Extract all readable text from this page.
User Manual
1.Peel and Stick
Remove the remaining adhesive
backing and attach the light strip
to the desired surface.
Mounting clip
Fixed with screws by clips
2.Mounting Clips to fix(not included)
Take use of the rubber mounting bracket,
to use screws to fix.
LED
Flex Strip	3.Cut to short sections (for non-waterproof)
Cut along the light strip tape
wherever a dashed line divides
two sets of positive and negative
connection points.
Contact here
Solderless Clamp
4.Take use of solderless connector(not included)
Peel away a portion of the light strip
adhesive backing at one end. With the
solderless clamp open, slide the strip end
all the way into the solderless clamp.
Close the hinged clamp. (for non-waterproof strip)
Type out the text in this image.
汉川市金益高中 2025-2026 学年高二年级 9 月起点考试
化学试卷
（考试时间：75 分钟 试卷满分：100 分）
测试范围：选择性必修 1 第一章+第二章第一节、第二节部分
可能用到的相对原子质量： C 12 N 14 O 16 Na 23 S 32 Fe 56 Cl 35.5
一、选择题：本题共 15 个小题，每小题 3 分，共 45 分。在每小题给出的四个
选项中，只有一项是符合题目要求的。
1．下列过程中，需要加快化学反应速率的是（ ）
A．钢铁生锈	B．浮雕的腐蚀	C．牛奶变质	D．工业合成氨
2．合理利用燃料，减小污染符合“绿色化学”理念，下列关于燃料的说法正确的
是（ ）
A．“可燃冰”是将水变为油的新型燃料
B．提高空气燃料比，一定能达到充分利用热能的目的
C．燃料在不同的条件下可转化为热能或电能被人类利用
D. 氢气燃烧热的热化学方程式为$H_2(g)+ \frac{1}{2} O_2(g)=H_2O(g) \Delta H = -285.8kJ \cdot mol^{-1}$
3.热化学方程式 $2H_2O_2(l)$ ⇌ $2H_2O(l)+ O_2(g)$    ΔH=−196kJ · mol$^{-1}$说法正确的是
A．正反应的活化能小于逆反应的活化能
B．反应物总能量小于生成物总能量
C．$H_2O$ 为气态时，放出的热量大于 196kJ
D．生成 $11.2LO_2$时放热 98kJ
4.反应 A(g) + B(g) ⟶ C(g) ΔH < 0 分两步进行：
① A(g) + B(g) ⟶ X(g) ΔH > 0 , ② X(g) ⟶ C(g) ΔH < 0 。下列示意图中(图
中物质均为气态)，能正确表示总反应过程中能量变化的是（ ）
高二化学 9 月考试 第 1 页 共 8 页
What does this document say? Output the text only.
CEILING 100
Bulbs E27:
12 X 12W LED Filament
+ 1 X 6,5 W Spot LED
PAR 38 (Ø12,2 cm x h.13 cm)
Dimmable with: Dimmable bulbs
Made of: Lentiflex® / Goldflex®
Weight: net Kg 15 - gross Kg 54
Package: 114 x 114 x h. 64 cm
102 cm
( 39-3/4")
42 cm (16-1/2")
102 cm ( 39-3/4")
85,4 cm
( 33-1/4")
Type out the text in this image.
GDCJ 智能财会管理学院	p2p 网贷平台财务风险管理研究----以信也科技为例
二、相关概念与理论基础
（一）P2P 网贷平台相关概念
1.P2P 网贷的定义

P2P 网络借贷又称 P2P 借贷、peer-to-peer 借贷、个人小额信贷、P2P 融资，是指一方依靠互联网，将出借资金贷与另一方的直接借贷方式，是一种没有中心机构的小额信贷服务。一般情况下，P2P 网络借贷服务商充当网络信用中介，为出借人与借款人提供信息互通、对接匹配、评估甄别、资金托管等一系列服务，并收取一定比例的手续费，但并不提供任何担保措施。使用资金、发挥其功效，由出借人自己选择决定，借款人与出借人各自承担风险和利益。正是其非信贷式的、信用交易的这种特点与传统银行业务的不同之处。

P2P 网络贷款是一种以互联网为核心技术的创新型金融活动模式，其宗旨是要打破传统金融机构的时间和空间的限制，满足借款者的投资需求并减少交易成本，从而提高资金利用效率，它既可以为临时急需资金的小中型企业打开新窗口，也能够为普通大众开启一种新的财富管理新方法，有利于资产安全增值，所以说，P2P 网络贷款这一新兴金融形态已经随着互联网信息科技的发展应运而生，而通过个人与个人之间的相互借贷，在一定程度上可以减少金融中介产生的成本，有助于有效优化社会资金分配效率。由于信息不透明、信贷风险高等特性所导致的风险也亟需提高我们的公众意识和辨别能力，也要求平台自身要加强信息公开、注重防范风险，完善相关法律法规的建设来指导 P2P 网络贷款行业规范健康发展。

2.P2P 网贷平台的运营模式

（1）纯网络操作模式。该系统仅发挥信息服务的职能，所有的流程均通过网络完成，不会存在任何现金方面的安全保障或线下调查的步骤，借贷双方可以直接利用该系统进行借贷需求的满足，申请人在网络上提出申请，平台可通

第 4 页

◆ Aim of the task ◆
Select the lines that carry the string "included" and copy them.

◆ Expected answer ◆
2.Mounting Clips to fix(not included)
4.Take use of solderless connector(not included)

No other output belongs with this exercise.